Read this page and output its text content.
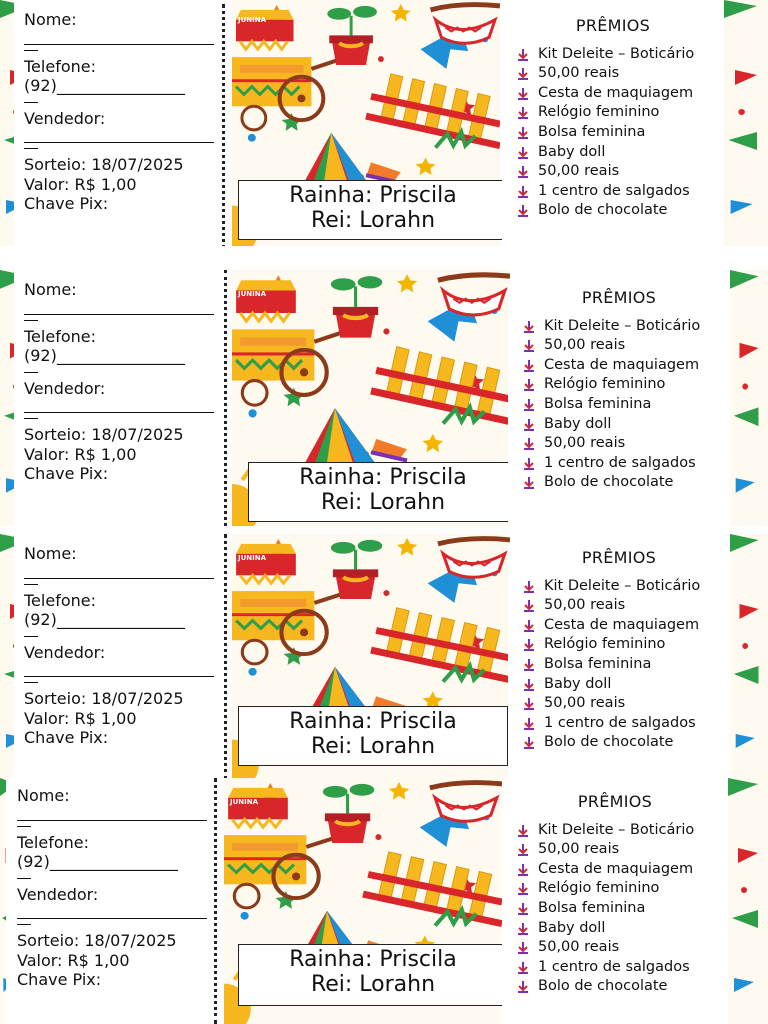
Nome:
Telefone:
(92)________________
Vendedor:
Sorteio: 18/07/2025
Valor: R$ 1,00
Chave Pix:
JUNINA
Rainha: Priscila
Rei: Lorahn
PRÊMIOS
Kit Deleite – Boticário
50,00 reais
Cesta de maquiagem
Relógio feminino
Bolsa feminina
Baby doll
50,00 reais
1 centro de salgados
Bolo de chocolate
Nome:
Telefone:
(92)________________
Vendedor:
Sorteio: 18/07/2025
Valor: R$ 1,00
Chave Pix:
JUNINA
Rainha: Priscila
Rei: Lorahn
PRÊMIOS
Kit Deleite – Boticário
50,00 reais
Cesta de maquiagem
Relógio feminino
Bolsa feminina
Baby doll
50,00 reais
1 centro de salgados
Bolo de chocolate
Nome:
Telefone:
(92)________________
Vendedor:
Sorteio: 18/07/2025
Valor: R$ 1,00
Chave Pix:
JUNINA
Rainha: Priscila
Rei: Lorahn
PRÊMIOS
Kit Deleite – Boticário
50,00 reais
Cesta de maquiagem
Relógio feminino
Bolsa feminina
Baby doll
50,00 reais
1 centro de salgados
Bolo de chocolate
Nome:
Telefone:
(92)________________
Vendedor:
Sorteio: 18/07/2025
Valor: R$ 1,00
Chave Pix:
JUNINA
Rainha: Priscila
Rei: Lorahn
PRÊMIOS
Kit Deleite – Boticário
50,00 reais
Cesta de maquiagem
Relógio feminino
Bolsa feminina
Baby doll
50,00 reais
1 centro de salgados
Bolo de chocolate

====================

◆ TASK TO COMPLETE
Give the entries again without a single change, but with no pictures.

◆ COMPLETE OUTPUT
Read this page and output its text content.
Nome:
Telefone:
(92)________________
Vendedor:
Sorteio: 18/07/2025
Valor: R$ 1,00
Chave Pix:
JUNINA
Rainha: Priscila
Rei: Lorahn
PRÊMIOS
Kit Deleite – Boticário
50,00 reais
Cesta de maquiagem
Relógio feminino
Bolsa feminina
Baby doll
50,00 reais
1 centro de salgados
Bolo de chocolate
Nome:
Telefone:
(92)________________
Vendedor:
Sorteio: 18/07/2025
Valor: R$ 1,00
Chave Pix:
JUNINA
Rainha: Priscila
Rei: Lorahn
PRÊMIOS
Kit Deleite – Boticário
50,00 reais
Cesta de maquiagem
Relógio feminino
Bolsa feminina
Baby doll
50,00 reais
1 centro de salgados
Bolo de chocolate
Nome:
Telefone:
(92)________________
Vendedor:
Sorteio: 18/07/2025
Valor: R$ 1,00
Chave Pix:
JUNINA
Rainha: Priscila
Rei: Lorahn
PRÊMIOS
Kit Deleite – Boticário
50,00 reais
Cesta de maquiagem
Relógio feminino
Bolsa feminina
Baby doll
50,00 reais
1 centro de salgados
Bolo de chocolate
Nome:
Telefone:
(92)________________
Vendedor:
Sorteio: 18/07/2025
Valor: R$ 1,00
Chave Pix:
JUNINA
Rainha: Priscila
Rei: Lorahn
PRÊMIOS
Kit Deleite – Boticário
50,00 reais
Cesta de maquiagem
Relógio feminino
Bolsa feminina
Baby doll
50,00 reais
1 centro de salgados
Bolo de chocolate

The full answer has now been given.